Hay ministros que gobiernan con decretos y hay ministros que lo hacen con giras. Guillermo Alfonso Jaramillo, jefe de la cartera de Salud, parece pertenecer al segundo grupo. Desde que inició el 2025, su presencia en Antioquia ha sido constante, casi obsesiva. Promesas de hospitales nuevos, ambulancias que ya existían, y cifras de inversión que marean, se han convertido en una postal repetida en su paso por el departamento. Pero más allá de los titulares optimistas, hay una pregunta que flota en el ambiente: ¿por qué sus pasos coinciden tan seguido con los territorios donde los aliados del petrismo tienen su base electoral?

__Listado de datos__.
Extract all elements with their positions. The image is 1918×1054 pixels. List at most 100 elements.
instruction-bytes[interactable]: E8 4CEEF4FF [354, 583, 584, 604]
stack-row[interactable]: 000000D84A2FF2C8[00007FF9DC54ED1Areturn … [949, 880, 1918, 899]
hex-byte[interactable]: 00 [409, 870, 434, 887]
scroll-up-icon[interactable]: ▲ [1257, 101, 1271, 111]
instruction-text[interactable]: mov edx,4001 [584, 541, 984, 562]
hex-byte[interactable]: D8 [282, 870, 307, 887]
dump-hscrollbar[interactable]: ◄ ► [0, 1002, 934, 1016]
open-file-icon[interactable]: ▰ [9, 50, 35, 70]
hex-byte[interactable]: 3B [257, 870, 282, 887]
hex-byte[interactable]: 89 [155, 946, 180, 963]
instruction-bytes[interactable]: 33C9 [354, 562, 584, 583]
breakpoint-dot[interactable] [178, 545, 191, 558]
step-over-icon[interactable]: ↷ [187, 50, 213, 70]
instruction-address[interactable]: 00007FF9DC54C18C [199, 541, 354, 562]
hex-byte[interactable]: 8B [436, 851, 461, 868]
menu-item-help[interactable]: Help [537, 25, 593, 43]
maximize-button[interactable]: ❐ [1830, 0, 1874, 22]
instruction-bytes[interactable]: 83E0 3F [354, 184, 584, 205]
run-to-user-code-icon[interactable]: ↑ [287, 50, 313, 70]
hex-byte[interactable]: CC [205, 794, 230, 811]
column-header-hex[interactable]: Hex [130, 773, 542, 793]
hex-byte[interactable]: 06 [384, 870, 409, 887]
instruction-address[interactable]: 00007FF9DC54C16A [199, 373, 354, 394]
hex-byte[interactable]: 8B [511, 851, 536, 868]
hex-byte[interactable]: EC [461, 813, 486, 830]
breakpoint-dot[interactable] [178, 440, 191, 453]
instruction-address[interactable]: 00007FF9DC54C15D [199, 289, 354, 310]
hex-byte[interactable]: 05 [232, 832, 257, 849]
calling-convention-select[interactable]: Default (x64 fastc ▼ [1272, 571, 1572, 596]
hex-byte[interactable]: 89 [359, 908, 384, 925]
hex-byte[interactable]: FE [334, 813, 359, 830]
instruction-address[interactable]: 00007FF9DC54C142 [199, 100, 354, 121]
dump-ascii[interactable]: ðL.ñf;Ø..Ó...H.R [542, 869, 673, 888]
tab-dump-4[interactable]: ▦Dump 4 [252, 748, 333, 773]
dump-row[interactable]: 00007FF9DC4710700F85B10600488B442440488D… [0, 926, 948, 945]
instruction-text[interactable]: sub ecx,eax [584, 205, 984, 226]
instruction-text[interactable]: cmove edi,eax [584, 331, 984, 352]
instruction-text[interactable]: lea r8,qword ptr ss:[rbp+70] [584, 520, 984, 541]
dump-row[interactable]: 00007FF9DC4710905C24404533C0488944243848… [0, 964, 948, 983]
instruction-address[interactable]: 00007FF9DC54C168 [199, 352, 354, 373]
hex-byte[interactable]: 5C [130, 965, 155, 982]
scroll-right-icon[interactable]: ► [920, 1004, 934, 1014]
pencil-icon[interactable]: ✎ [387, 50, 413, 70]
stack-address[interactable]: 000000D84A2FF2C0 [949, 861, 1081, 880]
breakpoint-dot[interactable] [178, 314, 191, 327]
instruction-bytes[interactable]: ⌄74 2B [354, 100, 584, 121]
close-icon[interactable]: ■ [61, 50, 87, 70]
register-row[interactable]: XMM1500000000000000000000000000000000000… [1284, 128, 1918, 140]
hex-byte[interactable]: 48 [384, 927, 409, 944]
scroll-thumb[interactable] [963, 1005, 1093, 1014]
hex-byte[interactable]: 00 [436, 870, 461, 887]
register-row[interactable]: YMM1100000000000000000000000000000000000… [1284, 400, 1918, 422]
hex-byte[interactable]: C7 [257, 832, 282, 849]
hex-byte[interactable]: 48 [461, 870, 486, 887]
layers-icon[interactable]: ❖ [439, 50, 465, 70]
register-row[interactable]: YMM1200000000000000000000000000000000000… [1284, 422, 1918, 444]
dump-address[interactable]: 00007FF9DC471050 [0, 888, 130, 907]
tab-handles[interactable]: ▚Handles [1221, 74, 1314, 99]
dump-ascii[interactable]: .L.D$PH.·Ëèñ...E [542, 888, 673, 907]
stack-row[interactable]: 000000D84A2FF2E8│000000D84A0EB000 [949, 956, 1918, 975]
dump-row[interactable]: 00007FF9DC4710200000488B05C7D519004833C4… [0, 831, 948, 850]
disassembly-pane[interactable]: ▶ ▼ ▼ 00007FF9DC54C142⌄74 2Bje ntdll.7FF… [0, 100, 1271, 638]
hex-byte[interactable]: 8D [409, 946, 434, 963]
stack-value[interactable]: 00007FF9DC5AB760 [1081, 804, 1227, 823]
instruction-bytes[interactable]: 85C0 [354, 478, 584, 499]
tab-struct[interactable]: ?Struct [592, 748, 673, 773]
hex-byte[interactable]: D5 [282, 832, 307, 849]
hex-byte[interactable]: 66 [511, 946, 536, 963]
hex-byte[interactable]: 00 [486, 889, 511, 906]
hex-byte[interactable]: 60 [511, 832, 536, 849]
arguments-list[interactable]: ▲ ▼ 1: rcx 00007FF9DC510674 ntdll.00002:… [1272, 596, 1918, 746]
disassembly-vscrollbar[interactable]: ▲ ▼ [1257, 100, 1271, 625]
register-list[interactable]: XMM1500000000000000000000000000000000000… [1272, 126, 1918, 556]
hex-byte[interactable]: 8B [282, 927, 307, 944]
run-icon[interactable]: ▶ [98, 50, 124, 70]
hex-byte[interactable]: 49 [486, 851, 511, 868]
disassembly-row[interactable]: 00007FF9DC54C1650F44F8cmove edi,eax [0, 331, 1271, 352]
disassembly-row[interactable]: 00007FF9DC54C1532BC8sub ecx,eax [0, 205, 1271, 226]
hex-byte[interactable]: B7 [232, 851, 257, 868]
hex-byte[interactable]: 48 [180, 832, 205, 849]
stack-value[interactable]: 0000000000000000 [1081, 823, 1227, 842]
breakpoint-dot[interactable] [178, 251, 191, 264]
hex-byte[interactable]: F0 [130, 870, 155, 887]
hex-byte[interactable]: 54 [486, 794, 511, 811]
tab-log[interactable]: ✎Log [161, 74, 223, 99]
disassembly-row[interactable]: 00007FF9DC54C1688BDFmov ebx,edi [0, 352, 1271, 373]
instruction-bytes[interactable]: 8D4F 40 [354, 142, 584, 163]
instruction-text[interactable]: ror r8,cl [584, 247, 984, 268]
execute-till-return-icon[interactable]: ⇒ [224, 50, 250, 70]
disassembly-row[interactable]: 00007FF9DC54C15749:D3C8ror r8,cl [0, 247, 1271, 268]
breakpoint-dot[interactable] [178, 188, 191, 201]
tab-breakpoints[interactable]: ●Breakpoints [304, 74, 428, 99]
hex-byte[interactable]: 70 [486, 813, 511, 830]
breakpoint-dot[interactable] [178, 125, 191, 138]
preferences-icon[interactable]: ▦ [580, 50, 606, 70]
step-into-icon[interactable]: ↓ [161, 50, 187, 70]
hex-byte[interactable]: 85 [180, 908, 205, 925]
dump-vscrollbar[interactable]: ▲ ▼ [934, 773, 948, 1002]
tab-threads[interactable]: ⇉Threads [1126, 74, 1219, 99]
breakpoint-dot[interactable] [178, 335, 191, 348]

__Tareas__.
(A) Explica en una a tres oraciones por qué, según el documento fuente, el ministro de Salud parece pertenecer al grupo de ministros que gobiernan con giras.
(B) Responde por favor estas preguntas sobre el documento fuente:
(i) ¿Qué cartera dirige Guillermo Alfonso Jaramillo?
(ii) ¿En qué departamento ha tenido una presencia constante?
(iii) ¿Con qué territorios coinciden sus pasos, según la pregunta con la que cierra el documento fuente?
Los registros tienen un origen distinto al del documento fuente.

__Ejercicio resuelto__.
(A) Desde el inicio de 2025, su presencia en Antioquia ha sido constante, casi obsesiva. En sus visitas al departamento se repiten las promesas de hospitales nuevos, las ambulancias que ya existían y cifras de inversión que marean.

(B)
(i) La cartera de Salud.
(ii) En Antioquia.
(iii) Con los territorios donde los aliados del petrismo tienen su base electoral.